[What the task requires]: Go through the data below and return each line where the string "that" occurs.

Document understanding data
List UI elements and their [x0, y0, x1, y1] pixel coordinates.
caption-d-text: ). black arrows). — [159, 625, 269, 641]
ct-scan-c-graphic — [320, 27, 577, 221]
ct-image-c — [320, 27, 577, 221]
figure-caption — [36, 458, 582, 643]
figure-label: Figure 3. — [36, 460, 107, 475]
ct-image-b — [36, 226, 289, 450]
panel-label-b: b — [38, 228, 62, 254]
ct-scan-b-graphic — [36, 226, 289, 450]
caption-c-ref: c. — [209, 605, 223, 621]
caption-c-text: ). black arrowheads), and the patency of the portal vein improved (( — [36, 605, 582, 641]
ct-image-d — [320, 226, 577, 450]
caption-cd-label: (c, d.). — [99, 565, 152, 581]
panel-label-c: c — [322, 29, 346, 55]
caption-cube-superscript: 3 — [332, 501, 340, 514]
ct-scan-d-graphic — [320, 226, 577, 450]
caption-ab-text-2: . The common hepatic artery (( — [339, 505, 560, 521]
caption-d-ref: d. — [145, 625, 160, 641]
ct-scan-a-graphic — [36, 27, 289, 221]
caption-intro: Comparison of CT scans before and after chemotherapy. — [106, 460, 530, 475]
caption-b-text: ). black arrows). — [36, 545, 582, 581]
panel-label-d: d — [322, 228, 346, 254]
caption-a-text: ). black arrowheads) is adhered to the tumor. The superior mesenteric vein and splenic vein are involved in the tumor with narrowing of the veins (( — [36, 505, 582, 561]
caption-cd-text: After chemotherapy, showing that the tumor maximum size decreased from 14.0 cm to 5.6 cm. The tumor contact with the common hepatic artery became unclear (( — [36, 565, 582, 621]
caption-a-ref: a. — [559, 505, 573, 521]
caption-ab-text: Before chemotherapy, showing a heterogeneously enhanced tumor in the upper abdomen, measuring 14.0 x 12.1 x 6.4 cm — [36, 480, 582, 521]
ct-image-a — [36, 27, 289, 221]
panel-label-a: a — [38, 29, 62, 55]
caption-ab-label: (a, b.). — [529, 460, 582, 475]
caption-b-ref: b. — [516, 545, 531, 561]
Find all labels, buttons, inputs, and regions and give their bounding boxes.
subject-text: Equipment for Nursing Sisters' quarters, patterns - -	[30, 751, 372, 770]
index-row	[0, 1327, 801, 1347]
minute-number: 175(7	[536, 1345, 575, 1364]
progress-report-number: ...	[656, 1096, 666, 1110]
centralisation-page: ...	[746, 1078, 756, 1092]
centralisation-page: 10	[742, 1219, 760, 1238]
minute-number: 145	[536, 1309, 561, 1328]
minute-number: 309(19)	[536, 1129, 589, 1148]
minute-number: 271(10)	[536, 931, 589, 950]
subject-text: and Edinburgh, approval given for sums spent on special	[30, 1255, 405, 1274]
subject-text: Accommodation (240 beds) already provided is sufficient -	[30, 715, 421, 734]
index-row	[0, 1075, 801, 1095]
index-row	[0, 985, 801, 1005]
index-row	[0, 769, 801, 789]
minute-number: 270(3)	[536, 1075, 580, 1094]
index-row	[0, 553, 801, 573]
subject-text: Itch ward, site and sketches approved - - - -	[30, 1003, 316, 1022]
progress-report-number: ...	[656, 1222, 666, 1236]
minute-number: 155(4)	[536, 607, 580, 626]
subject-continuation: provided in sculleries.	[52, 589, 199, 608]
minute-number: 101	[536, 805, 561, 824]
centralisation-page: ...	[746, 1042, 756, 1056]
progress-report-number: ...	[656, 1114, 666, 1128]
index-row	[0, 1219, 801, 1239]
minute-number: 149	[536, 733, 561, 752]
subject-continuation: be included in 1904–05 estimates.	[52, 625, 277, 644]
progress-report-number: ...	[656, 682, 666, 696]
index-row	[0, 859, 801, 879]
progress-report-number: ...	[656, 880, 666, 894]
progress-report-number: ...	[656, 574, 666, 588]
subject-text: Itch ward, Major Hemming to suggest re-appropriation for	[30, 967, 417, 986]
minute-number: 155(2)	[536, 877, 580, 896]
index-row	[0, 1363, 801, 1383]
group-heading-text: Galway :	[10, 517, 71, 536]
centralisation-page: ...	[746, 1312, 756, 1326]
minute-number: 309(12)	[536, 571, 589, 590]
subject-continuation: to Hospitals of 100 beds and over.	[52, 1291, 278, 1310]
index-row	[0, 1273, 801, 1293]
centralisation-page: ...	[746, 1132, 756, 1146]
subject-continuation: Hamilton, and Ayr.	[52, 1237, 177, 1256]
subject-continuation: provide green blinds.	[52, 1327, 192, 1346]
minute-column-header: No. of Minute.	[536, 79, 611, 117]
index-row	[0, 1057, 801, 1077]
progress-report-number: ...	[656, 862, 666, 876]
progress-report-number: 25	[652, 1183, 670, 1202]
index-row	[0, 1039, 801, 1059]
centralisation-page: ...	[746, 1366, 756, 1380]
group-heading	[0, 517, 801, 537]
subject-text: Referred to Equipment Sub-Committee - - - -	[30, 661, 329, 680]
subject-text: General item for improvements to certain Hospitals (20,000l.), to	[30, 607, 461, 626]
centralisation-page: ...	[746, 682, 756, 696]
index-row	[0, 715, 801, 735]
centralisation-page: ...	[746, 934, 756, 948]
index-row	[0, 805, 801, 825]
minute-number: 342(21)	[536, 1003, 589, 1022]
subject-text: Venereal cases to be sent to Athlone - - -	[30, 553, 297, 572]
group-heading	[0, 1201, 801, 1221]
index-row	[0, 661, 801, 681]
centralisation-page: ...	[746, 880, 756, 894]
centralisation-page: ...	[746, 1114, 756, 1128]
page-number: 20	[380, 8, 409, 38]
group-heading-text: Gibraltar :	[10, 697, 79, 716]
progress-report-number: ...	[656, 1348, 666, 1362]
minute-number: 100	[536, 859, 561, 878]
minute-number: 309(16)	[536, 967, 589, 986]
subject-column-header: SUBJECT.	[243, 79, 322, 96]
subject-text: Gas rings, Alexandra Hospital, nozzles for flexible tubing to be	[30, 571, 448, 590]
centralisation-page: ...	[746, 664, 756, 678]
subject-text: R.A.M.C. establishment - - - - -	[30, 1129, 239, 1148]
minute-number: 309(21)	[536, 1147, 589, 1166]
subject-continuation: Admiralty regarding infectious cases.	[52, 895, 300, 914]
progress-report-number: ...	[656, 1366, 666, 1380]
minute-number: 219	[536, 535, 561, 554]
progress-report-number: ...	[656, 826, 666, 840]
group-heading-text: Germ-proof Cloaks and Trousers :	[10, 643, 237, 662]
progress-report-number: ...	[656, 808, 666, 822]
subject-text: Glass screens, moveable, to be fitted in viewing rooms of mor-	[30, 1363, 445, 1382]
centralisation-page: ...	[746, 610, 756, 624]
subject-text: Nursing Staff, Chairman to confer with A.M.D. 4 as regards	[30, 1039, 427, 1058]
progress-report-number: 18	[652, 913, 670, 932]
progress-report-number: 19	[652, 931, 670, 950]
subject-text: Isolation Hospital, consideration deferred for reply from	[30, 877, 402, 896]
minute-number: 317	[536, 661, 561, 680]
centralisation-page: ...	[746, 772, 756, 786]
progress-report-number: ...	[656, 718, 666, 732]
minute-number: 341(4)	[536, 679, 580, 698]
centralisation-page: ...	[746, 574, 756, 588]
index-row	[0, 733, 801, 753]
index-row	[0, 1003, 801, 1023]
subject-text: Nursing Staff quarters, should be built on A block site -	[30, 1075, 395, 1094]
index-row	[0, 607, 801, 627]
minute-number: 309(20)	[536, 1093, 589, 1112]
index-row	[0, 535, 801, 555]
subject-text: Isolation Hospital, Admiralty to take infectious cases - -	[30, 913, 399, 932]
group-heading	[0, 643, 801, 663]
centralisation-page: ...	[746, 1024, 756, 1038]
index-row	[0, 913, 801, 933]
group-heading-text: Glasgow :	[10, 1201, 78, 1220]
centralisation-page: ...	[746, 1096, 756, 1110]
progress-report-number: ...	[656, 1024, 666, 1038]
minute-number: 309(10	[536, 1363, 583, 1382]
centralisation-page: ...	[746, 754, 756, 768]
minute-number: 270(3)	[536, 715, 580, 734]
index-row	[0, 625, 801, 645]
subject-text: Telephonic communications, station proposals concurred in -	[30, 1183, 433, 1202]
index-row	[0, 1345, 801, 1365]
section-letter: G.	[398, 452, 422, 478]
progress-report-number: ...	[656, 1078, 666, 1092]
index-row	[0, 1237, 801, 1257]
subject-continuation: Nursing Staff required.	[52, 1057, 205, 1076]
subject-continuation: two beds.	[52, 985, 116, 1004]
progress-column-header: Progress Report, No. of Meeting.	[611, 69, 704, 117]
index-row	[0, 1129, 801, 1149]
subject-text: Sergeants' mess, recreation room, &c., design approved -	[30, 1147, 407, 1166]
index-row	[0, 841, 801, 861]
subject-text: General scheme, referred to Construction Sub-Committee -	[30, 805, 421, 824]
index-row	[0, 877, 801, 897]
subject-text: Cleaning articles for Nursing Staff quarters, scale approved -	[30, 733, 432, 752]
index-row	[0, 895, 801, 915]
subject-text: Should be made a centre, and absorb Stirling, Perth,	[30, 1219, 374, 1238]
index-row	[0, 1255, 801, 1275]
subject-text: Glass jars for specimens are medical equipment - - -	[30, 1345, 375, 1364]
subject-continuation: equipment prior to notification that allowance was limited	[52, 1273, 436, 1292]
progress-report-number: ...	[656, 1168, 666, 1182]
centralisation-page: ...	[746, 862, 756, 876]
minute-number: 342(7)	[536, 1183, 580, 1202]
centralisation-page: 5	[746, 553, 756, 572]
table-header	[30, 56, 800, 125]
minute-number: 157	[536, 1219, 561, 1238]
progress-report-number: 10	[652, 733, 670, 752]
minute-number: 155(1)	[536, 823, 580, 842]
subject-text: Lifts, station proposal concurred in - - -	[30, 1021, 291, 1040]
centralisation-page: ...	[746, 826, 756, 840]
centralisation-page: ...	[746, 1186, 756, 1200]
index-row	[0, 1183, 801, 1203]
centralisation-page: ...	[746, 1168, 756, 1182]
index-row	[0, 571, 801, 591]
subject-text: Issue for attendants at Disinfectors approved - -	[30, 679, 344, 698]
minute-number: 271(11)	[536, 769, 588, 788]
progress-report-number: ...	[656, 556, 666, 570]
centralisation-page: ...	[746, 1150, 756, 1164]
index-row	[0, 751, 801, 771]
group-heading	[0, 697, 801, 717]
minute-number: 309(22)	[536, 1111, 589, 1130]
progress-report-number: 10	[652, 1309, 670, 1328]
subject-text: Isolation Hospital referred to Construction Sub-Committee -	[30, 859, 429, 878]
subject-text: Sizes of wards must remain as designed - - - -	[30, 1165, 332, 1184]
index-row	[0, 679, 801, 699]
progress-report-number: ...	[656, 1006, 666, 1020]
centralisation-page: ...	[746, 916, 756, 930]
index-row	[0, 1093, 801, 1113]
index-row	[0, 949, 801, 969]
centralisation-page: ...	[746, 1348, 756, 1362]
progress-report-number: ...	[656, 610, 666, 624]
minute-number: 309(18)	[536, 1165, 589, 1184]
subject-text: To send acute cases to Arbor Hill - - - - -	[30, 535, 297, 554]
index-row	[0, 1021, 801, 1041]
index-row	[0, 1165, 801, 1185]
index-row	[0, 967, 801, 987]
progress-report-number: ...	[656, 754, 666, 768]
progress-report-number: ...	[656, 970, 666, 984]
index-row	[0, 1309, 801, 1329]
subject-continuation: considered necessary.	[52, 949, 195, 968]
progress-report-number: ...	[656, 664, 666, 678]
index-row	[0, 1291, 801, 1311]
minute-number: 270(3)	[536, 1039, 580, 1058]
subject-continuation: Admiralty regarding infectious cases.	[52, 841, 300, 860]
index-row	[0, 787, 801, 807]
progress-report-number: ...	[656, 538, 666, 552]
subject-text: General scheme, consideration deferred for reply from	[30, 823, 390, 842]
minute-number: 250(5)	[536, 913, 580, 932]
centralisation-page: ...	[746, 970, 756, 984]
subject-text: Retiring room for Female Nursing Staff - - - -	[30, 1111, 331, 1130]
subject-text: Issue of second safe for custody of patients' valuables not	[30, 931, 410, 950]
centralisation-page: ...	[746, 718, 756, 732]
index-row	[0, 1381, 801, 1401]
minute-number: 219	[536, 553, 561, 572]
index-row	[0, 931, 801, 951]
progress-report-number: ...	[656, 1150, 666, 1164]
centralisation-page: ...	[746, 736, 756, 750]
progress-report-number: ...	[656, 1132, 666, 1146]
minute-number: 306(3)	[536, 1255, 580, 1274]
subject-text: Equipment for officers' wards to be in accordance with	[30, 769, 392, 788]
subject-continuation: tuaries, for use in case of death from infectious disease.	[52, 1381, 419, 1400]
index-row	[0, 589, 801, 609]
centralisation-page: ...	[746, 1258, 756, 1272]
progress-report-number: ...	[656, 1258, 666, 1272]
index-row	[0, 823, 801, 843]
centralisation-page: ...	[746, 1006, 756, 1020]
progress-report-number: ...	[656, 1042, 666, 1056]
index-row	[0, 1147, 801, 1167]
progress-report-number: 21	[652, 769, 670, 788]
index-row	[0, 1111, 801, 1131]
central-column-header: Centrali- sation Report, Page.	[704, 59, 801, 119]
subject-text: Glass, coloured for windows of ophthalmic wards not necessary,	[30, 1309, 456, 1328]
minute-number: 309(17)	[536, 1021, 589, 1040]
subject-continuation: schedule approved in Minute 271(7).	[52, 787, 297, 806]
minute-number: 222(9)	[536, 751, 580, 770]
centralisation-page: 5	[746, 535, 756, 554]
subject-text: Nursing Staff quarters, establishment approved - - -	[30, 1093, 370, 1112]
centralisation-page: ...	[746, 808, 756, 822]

[Reply]:
caption-cd-text: After chemotherapy, showing that the tumor maximum size decreased from 14.0 cm to 5.6 cm. The tumor contact with the common hepatic artery became unclear (( — [36, 565, 582, 621]
subject-continuation: equipment prior to notification that allowance was limited	[52, 1273, 436, 1292]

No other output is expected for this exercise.